ТЕКСТ:

◆ ◆ ◆ ◆ ◆

Мы не будем здесь останавливаться на спорности этой идеи. Напомним только, что именно античное язычество во многом было пронизано мироотрицанием, пессимизмом и спиритуализмом и что Евангелие отнюдь не отрицает ценности жизни, «земли». Но в данном случае важно, что Мережковский захотел поставить во всей его остроте вопрос о проблемах «мира» перед Церковью, перед ее «официальными» служителями.

Сентябрь 1901 года. Мережковский с женой проводили в пригороде. Как всегда, много беседовали, строили планы. Их уже начинали тяготить философские разговоры в узком кругу. Не пора ли выйти на более широкое поприще? Зинаида Николаевна однажды выразила надежду, что дело продвинулось бы, если бы «разные люди сошлись, которые никогда не сходились и не сходятся»[4]. Мережковскому эта мысль чрезвычайно понравилась и захватила его целиком. Действительно, самое лучшее при обсуждении темы Церкви — услышать живой голос «исторического христианства»…

Вернувшись в Петербург, супруги энергично принялись выполнять задуманное. Они понимали, что им не обойти «хозяина положения», могущественного К. П. Победоносцева, обер–прокурора Синода. Все знали его как человека консервативных взглядов, не любившего никаких новшеств. Это о его «совиных крылах» писал позднее Александр Блок…

Не без страха пришли к нему на прием 8 октября пятеро делегатов от будущих Собраний. Это были: сам Мережковский, В. Розанов, публицист Д. Философов, «наперсник» Гиппиус, и журналист В. Миролюбов. Особенно важно было присутствие в группе «кудрявого Валентина», как называли друзья Тернавцева. Этот яркий, легко воспламеняющийся человек и темпераментный оратор, с одной стороны, был близок интеллигенции, а с другой — церковным кругам, т. к. служил в Синоде.

◆ ◆ ◆ ◆ ◆

ДАННЫЕ:
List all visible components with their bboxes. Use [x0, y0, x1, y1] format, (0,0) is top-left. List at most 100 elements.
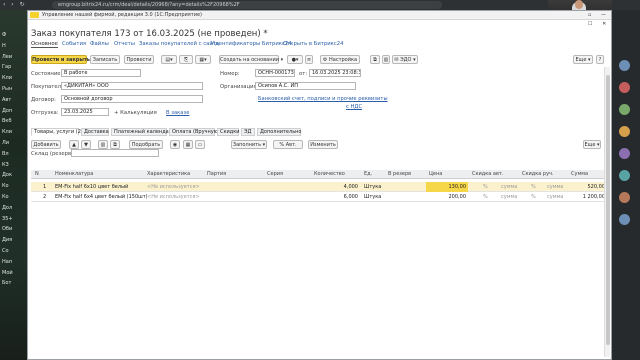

◆ ◆ ◆ ◆ ◆

ЗАДАНИЯ:
1. Какую должность, согласно тексту о Мережковском, занимал К. П. Победоносцев?
2. Определите, согласуются ли с текстом о Мережковском следующие утверждения: (a) в сентябре 1901 года Мережковский с женой жили в пригороде; (b) Победоносцев был известен как сторонник новшеств; (c) Тернавцев служил в Синоде. На каждое ответьте «да» или «нет» и приведите решающие слова текста.
3. Продолжите текст о Мережковском, начав сразу после его последнего предложения.
Данные для работы не понадобятся.

ОТВЕТЫ:
1. Он был обер-прокурором Синода.

2.
(a) Да: «Сентябрь 1901 года. Мережковский с женой проводили в пригороде».
(b) Нет: «Все знали его как человека консервативных взглядов, не любившего никаких новшеств».
(c) Да: «т. к. служил в Синоде».

3.
Не сохранилось подробных воспоминаний о встрече с Победоносцевым. Но, во всяком случае, он выслушал делегатов. В тот же день они отправились в Александро–Невскую лавру к митрополиту Антонию Вадковскому. К ним присоединились поэт Николай Минский и художники Бенуа и Бакст. Митрополит, первенствующий член Синода, слыл либералом и отличался мягким характером. Он живо откликнулся на идею Собраний. Вероятно, благодаря ему Победоносцев пусть и нехотя, но дал разрешение. Однако он поставил условие, чтобы в Собраниях участвовали только «действительные члены». «Впрочем, это правило обходилось, — вспоминает искусствовед Сергей Маковский, — Я первый, никогда членом Общества не состоял, а бывал на Собраниях»[5].

Итак, впервые за долгие годы сошлись для открытой дискуссии духовенство, преподаватели Академии и представители творческой интеллигенции самых разных взглядов, в том числе профессора и студенты.

Разными были и намерения собравшихся.

Одни готовились защищаться, другие — идти в наступление. Редактор журнала «Миссионерское обозрение», помощник Победоносцева Василий Скворцов радовался возможности «вразумлять заблудших». Мережковский силился вовлечь аудиторию в круг волновавших его идей и умственных схем. Он выступал как христианин, «вопрошавший» Церковь. Розанов время от времени посылал записки с меткими мыслями. Выступать он не любил.

Говоря о знакомстве с людьми Церкви, Зинаида Гиппиус вспоминала, какой неожиданностью была для нее и ее друзей встреча с ними. «Это воистину были два разных мира. Знакомясь ближе с “новыми” людьми, мы переходили от удивления к удивлению. Даже не о внутренней разности я сейчас говорю, а просто о навыках, обычаях, о самом языке; все было другое, точно совсем другая культура. Ни происхождение, ни прямая принадлежность к духовному званию — “ряса” — не играли тут роли. Человек тогдашнего “церковного” мира — кто бы он ни был: чиновник, профессор, писатель, учитель, просто богослов, притом одинаково умный и глупый, талантливый и бездарный, приятный и неприятный, — неизменно носил на себе отпечаток этого “иного” мира, непохожего на наш, обычно–интеллигентский, “светский” (по выражению церковников) мир»[6].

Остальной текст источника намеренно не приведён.